(DIRECTIONS):
Here are some entries; quote each one exactly.

— Start of GIVEN RECORDS —

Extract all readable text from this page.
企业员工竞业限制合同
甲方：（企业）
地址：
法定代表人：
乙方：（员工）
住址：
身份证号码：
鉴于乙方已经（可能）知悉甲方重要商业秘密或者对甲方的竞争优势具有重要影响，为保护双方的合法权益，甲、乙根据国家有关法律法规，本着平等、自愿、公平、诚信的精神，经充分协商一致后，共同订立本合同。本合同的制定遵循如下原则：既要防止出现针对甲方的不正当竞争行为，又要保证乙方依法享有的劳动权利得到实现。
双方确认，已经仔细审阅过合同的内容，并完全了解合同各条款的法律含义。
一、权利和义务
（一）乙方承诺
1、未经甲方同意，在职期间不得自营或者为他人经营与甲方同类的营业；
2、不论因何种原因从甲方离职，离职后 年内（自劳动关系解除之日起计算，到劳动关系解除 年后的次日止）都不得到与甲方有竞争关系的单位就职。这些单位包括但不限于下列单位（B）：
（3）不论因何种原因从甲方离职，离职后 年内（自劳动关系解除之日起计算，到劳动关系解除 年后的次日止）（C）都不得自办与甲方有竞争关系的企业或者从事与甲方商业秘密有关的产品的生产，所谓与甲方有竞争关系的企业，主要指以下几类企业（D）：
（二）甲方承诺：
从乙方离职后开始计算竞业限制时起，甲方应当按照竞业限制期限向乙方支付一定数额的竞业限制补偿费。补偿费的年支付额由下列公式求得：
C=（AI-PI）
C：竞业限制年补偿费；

— End of GIVEN RECORDS —

(RESPONSE):
Extract all readable text from this page.
企业员工竞业限制合同
甲方：（企业）
地址：
法定代表人：
乙方：（员工）
住址：
身份证号码：
鉴于乙方已经（可能）知悉甲方重要商业秘密或者对甲方的竞争优势具有重要影响，为保护双方的合法权益，甲、乙根据国家有关法律法规，本着平等、自愿、公平、诚信的精神，经充分协商一致后，共同订立本合同。本合同的制定遵循如下原则：既要防止出现针对甲方的不正当竞争行为，又要保证乙方依法享有的劳动权利得到实现。
双方确认，已经仔细审阅过合同的内容，并完全了解合同各条款的法律含义。
一、权利和义务
（一）乙方承诺
1、未经甲方同意，在职期间不得自营或者为他人经营与甲方同类的营业；
2、不论因何种原因从甲方离职，离职后 年内（自劳动关系解除之日起计算，到劳动关系解除 年后的次日止）都不得到与甲方有竞争关系的单位就职。这些单位包括但不限于下列单位（B）：
（3）不论因何种原因从甲方离职，离职后 年内（自劳动关系解除之日起计算，到劳动关系解除 年后的次日止）（C）都不得自办与甲方有竞争关系的企业或者从事与甲方商业秘密有关的产品的生产，所谓与甲方有竞争关系的企业，主要指以下几类企业（D）：
（二）甲方承诺：
从乙方离职后开始计算竞业限制时起，甲方应当按照竞业限制期限向乙方支付一定数额的竞业限制补偿费。补偿费的年支付额由下列公式求得：
C=（AI-PI）
C：竞业限制年补偿费；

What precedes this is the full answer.